Figure dataset records
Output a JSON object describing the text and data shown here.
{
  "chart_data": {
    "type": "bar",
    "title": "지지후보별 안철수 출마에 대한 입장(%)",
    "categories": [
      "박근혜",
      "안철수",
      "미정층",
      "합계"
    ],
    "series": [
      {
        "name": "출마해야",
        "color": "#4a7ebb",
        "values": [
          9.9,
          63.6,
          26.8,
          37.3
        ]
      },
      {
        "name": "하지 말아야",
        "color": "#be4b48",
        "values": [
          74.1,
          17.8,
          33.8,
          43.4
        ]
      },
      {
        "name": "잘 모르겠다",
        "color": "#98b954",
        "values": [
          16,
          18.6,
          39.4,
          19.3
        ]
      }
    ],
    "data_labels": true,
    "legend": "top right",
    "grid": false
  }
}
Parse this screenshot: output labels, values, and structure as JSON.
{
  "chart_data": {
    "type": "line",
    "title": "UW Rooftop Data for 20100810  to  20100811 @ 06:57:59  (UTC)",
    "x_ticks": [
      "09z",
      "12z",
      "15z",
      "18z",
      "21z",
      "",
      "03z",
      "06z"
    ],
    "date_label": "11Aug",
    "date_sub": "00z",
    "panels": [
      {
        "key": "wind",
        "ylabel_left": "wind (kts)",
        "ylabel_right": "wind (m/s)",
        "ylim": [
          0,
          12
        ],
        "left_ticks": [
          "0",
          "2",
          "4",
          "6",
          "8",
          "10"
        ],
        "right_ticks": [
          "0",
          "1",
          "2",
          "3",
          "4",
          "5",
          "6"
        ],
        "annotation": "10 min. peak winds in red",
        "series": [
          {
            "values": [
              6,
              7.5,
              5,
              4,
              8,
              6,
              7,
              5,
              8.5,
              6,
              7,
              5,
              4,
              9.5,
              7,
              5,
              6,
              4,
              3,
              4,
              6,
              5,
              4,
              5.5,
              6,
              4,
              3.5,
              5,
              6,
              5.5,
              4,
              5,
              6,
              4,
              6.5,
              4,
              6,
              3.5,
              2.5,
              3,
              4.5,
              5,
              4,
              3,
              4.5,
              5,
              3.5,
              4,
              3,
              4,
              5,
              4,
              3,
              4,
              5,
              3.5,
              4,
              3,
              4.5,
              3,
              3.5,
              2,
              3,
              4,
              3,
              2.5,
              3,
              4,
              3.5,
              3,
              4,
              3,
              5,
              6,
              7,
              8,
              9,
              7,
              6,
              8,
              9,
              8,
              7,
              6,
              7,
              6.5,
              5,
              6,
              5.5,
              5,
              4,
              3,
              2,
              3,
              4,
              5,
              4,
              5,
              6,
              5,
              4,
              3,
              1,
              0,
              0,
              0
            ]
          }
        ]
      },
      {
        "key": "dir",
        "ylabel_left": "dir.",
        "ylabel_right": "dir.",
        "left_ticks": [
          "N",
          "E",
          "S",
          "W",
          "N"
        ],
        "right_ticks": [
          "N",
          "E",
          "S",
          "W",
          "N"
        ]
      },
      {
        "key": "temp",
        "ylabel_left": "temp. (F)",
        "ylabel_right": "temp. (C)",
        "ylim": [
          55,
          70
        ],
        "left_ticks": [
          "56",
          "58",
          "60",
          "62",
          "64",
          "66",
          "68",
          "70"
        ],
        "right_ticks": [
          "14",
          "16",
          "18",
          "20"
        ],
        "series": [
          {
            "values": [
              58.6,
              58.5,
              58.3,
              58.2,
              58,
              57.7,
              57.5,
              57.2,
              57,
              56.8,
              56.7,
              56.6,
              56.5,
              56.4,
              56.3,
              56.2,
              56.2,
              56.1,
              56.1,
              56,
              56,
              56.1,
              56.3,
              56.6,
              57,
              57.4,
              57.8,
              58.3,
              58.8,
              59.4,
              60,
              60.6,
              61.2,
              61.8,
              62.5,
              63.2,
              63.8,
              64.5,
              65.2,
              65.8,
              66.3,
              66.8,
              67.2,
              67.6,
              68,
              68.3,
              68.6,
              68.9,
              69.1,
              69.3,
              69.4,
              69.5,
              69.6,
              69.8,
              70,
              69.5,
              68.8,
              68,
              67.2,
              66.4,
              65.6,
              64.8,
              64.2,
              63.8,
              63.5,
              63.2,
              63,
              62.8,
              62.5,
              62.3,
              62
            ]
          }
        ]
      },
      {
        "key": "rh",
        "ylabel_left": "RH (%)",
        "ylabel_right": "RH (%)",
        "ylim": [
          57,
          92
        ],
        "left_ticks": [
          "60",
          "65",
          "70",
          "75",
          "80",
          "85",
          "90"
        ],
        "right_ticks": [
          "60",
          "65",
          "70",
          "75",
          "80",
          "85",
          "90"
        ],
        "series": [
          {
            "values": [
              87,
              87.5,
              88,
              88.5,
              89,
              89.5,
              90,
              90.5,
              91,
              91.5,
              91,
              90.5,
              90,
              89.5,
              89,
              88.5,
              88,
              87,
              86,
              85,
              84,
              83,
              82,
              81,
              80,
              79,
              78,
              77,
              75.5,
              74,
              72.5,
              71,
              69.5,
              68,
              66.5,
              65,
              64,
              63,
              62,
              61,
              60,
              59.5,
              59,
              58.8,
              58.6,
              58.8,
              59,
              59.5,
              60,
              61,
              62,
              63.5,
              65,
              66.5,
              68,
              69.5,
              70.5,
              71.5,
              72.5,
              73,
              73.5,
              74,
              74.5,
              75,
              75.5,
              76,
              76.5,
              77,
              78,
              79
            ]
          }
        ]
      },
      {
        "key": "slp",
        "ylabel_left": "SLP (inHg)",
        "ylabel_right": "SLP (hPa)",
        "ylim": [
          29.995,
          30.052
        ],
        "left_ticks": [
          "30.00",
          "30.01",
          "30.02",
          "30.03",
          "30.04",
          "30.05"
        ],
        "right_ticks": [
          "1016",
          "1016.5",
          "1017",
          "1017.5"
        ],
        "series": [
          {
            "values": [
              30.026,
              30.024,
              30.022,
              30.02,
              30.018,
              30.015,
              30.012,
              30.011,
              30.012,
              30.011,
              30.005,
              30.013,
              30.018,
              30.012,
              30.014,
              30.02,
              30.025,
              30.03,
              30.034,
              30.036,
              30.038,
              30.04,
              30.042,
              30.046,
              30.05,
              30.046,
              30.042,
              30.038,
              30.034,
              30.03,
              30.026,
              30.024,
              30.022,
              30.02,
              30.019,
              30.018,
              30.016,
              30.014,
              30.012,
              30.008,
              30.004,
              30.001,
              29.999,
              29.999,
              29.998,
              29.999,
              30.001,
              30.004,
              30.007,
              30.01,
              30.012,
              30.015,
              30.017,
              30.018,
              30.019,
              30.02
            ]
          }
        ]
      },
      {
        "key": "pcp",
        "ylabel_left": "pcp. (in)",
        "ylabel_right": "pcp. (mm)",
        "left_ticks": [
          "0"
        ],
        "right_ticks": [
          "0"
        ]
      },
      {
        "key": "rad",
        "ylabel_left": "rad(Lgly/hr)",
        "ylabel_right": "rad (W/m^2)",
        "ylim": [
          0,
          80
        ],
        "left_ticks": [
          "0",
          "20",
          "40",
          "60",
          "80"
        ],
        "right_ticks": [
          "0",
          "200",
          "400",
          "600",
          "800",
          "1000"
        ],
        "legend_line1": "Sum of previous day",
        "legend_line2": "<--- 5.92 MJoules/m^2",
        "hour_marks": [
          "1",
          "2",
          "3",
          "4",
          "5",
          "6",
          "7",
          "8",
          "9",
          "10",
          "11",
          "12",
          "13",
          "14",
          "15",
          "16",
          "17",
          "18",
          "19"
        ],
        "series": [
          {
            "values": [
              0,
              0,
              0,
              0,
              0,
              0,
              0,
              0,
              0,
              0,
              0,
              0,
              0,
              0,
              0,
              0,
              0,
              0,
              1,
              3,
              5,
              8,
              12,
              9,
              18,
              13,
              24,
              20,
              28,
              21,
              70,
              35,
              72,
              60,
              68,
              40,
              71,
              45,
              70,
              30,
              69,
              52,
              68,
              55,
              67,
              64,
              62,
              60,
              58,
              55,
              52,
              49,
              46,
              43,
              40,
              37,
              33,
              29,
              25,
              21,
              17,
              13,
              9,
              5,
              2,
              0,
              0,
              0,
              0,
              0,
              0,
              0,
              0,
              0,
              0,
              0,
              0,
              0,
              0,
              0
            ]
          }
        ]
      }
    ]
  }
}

What is being asked |
Check each line of the entries for the string "temp". Copy the lines that have it.

Exercise solution |
        "key": "temp",
        "ylabel_left": "temp. (F)",
        "ylabel_right": "temp. (C)",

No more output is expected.